+++ RECORDS FOR THIS EXERCISE

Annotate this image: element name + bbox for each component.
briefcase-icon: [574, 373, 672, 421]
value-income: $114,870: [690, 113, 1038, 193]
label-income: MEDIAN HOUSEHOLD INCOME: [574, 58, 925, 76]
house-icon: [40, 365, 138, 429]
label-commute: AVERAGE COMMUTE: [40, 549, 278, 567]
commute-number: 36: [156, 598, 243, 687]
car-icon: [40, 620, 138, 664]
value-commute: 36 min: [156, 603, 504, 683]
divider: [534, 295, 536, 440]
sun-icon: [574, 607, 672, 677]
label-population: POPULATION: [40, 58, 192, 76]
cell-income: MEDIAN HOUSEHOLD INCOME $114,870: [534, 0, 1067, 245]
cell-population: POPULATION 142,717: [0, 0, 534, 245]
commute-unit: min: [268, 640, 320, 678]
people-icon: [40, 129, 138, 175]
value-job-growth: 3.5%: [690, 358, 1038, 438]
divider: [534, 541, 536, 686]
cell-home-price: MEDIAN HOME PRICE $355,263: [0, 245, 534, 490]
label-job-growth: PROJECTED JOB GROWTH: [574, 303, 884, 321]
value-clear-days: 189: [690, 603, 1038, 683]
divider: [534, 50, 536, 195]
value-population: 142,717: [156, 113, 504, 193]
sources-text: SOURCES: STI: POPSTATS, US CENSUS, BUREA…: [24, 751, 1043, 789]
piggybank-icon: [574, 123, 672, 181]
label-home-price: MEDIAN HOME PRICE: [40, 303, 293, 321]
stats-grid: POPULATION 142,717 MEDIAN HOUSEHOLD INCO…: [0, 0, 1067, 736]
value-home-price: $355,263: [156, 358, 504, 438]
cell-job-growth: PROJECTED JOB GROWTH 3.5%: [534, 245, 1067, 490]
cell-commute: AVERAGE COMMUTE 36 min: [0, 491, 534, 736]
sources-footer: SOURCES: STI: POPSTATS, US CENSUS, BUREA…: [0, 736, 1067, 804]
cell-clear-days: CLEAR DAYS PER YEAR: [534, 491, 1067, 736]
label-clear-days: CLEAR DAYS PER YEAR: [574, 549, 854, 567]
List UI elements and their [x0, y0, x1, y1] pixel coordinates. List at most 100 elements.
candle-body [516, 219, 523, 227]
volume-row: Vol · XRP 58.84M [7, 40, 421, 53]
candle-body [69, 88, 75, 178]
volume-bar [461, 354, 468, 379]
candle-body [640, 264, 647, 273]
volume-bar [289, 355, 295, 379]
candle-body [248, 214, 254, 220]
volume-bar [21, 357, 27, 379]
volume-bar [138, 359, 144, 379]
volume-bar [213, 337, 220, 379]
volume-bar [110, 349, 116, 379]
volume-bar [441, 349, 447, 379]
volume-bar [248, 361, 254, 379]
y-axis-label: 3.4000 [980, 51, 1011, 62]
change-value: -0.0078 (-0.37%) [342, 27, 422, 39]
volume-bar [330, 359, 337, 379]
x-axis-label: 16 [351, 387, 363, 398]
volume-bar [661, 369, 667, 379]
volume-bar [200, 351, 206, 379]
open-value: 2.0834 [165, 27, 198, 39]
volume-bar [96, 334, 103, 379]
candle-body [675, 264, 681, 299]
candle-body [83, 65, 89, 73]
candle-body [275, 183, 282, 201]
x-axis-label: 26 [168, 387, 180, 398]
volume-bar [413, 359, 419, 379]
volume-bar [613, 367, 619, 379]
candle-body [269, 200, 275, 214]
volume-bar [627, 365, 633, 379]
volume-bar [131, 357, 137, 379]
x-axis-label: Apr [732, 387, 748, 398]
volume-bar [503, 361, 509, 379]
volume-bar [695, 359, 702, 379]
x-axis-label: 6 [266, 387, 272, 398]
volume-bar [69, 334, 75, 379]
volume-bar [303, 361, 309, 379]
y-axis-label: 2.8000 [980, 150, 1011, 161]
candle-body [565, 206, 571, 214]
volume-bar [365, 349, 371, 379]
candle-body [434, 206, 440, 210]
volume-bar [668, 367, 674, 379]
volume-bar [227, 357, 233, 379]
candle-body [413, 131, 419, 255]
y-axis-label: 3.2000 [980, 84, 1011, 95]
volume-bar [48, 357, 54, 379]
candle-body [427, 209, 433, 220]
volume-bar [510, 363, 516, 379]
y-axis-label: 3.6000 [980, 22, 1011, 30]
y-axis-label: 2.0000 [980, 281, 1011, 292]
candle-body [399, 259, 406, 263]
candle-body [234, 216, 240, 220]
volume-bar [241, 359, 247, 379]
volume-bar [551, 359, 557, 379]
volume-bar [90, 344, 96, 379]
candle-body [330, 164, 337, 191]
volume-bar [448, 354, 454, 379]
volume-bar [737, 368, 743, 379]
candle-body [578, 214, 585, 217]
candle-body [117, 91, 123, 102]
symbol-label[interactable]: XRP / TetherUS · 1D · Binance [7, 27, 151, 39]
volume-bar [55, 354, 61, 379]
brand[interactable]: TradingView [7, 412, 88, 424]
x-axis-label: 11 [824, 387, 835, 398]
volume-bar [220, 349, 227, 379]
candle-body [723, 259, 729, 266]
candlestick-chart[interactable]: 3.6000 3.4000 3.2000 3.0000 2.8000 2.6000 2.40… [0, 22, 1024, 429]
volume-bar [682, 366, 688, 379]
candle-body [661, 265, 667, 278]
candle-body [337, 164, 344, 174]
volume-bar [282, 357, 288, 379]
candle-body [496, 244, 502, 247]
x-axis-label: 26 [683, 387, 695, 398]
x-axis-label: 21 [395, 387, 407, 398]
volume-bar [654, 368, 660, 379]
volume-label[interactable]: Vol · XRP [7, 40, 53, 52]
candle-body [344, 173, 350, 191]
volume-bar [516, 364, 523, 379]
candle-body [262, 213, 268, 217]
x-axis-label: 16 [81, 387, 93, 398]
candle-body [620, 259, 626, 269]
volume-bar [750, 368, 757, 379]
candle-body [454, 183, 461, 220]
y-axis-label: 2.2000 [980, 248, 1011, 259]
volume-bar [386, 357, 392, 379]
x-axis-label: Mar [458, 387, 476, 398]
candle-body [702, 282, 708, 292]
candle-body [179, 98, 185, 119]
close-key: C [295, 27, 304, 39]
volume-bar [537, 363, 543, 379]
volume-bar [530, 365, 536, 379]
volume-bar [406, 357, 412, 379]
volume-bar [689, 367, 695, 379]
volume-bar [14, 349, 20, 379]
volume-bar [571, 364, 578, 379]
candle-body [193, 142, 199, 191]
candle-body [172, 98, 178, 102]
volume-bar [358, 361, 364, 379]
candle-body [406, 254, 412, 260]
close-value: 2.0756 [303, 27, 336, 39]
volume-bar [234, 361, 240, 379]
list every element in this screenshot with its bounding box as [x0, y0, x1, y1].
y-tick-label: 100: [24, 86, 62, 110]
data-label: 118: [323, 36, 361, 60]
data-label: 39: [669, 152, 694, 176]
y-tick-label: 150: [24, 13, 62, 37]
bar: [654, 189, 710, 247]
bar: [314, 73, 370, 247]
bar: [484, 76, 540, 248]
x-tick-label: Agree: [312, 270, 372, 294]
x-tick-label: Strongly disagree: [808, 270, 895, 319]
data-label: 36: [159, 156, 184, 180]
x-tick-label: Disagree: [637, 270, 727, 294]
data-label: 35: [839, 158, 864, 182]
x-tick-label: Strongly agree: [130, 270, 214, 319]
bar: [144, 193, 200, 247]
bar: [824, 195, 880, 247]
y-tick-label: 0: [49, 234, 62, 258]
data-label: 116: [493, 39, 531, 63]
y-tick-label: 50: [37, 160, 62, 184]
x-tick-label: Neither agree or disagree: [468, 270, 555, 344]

++++++

EXERCISE BRIEF:
Retype the records verbatim, from the first line up to and including the line that contains "volume-bar [110, 349, 116, 379]".

ANSWER IN FULL:
Annotate this image: element name + bbox for each component.
briefcase-icon: [574, 373, 672, 421]
value-income: $114,870: [690, 113, 1038, 193]
label-income: MEDIAN HOUSEHOLD INCOME: [574, 58, 925, 76]
house-icon: [40, 365, 138, 429]
label-commute: AVERAGE COMMUTE: [40, 549, 278, 567]
commute-number: 36: [156, 598, 243, 687]
car-icon: [40, 620, 138, 664]
value-commute: 36 min: [156, 603, 504, 683]
divider: [534, 295, 536, 440]
sun-icon: [574, 607, 672, 677]
label-population: POPULATION: [40, 58, 192, 76]
cell-income: MEDIAN HOUSEHOLD INCOME $114,870: [534, 0, 1067, 245]
cell-population: POPULATION 142,717: [0, 0, 534, 245]
commute-unit: min: [268, 640, 320, 678]
people-icon: [40, 129, 138, 175]
value-job-growth: 3.5%: [690, 358, 1038, 438]
divider: [534, 541, 536, 686]
cell-home-price: MEDIAN HOME PRICE $355,263: [0, 245, 534, 490]
label-job-growth: PROJECTED JOB GROWTH: [574, 303, 884, 321]
value-clear-days: 189: [690, 603, 1038, 683]
divider: [534, 50, 536, 195]
value-population: 142,717: [156, 113, 504, 193]
sources-text: SOURCES: STI: POPSTATS, US CENSUS, BUREA…: [24, 751, 1043, 789]
piggybank-icon: [574, 123, 672, 181]
label-home-price: MEDIAN HOME PRICE: [40, 303, 293, 321]
stats-grid: POPULATION 142,717 MEDIAN HOUSEHOLD INCO…: [0, 0, 1067, 736]
value-home-price: $355,263: [156, 358, 504, 438]
cell-job-growth: PROJECTED JOB GROWTH 3.5%: [534, 245, 1067, 490]
cell-commute: AVERAGE COMMUTE 36 min: [0, 491, 534, 736]
sources-footer: SOURCES: STI: POPSTATS, US CENSUS, BUREA…: [0, 736, 1067, 804]
cell-clear-days: CLEAR DAYS PER YEAR: [534, 491, 1067, 736]
label-clear-days: CLEAR DAYS PER YEAR: [574, 549, 854, 567]
List UI elements and their [x0, y0, x1, y1] pixel coordinates. List at most 100 elements.
candle-body [516, 219, 523, 227]
volume-row: Vol · XRP 58.84M [7, 40, 421, 53]
candle-body [69, 88, 75, 178]
volume-bar [461, 354, 468, 379]
candle-body [640, 264, 647, 273]
volume-bar [289, 355, 295, 379]
candle-body [248, 214, 254, 220]
volume-bar [21, 357, 27, 379]
volume-bar [138, 359, 144, 379]
volume-bar [213, 337, 220, 379]
volume-bar [110, 349, 116, 379]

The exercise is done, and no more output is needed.